> [Given problem] Count the lines below that contain the word "Arbetssökande" and give only that number.

> [Records for this exercise]

* * * * * * *

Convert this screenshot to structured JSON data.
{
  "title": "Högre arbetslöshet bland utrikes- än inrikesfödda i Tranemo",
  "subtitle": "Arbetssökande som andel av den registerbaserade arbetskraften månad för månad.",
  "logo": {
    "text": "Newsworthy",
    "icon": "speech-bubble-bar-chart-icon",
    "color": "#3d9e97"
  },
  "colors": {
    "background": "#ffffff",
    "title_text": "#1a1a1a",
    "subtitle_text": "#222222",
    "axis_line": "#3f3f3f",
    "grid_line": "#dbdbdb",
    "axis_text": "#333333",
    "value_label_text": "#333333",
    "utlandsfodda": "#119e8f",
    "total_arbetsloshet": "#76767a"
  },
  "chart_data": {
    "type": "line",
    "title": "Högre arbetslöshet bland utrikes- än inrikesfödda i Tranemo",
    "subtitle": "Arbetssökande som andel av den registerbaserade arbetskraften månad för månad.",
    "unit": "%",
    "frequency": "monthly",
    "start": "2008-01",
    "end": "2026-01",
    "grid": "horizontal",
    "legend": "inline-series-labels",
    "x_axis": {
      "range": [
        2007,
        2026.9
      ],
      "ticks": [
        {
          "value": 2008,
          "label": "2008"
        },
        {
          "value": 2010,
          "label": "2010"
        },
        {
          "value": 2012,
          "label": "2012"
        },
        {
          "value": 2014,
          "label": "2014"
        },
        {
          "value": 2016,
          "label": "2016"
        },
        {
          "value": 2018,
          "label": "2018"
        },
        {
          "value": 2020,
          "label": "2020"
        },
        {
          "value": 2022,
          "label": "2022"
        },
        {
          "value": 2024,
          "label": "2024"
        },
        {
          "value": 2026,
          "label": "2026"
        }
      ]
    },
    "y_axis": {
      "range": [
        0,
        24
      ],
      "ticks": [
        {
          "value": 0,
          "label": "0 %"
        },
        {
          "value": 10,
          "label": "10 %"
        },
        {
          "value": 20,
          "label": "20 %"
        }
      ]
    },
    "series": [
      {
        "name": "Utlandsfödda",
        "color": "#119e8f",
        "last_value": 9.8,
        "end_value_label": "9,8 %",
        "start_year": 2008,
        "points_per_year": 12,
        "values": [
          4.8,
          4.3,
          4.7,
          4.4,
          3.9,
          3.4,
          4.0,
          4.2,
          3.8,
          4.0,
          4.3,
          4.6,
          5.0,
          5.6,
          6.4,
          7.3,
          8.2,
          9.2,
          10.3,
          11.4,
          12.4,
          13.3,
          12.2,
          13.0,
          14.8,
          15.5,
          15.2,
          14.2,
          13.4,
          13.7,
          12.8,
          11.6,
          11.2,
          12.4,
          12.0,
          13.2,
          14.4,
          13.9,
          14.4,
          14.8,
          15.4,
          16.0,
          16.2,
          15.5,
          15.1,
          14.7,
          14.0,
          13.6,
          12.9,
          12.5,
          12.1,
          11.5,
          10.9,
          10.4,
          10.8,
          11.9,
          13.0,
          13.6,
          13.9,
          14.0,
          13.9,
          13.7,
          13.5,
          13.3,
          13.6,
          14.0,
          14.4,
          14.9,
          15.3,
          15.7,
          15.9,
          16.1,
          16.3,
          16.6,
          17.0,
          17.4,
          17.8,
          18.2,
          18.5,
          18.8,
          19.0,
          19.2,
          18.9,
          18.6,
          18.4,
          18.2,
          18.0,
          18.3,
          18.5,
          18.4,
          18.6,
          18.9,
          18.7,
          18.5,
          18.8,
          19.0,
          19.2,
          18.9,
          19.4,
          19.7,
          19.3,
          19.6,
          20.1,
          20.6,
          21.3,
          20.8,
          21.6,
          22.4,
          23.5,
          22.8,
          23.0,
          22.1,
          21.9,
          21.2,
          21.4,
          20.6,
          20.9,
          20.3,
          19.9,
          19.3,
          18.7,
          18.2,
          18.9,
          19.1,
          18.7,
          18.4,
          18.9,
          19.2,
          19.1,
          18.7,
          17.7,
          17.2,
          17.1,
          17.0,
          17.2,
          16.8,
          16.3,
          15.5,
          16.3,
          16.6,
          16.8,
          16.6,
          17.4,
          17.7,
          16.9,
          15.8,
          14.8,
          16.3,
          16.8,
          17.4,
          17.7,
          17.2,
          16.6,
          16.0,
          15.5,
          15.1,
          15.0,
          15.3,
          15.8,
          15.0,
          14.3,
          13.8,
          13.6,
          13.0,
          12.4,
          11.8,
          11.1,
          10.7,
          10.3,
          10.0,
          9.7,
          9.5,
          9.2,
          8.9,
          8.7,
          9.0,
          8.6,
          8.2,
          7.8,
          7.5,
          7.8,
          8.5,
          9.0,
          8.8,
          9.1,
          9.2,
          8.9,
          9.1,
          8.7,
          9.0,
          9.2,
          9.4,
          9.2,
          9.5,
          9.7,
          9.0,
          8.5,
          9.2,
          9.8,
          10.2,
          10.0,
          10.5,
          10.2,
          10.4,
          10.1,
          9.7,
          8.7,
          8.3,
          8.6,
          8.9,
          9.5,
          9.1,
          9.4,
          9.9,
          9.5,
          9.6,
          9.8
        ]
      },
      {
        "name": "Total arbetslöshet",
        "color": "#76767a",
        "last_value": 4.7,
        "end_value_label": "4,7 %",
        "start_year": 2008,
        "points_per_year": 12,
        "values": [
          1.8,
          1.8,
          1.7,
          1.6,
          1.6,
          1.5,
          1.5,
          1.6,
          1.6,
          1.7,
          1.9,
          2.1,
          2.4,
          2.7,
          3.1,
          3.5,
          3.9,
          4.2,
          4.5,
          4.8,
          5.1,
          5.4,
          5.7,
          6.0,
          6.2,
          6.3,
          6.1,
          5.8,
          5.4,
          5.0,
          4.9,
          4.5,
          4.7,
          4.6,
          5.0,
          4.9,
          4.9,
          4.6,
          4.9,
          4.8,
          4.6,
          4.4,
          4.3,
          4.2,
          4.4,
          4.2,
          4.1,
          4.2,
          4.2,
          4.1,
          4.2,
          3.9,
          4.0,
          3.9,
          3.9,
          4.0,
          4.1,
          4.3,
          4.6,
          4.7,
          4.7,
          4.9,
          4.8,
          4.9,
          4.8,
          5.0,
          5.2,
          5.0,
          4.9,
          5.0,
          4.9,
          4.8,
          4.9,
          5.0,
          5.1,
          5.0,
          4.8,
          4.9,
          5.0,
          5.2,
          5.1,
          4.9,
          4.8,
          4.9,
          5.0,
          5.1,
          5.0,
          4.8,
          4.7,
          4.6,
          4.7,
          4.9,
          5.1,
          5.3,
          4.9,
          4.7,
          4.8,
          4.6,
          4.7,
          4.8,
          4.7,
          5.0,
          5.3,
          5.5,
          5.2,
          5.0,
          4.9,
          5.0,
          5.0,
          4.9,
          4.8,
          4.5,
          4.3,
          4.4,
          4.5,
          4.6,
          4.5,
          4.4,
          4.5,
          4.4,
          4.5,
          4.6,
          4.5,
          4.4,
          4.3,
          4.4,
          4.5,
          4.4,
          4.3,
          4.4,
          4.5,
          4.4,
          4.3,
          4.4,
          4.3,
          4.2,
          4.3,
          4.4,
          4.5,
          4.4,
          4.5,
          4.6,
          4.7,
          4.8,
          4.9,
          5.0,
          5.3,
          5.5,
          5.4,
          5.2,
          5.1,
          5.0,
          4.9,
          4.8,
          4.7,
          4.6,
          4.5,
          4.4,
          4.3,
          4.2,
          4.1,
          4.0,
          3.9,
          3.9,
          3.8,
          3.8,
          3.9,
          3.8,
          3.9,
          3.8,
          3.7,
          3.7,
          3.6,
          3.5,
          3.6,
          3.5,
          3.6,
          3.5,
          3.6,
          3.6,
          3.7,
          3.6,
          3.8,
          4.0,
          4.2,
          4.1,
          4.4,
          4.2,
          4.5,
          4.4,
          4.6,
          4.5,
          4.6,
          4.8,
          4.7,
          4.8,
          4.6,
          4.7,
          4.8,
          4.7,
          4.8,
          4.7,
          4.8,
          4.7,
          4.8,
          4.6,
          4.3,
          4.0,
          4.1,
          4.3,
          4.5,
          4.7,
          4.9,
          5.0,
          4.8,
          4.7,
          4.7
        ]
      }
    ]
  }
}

* * * * * * *

> [Solved exercise] 2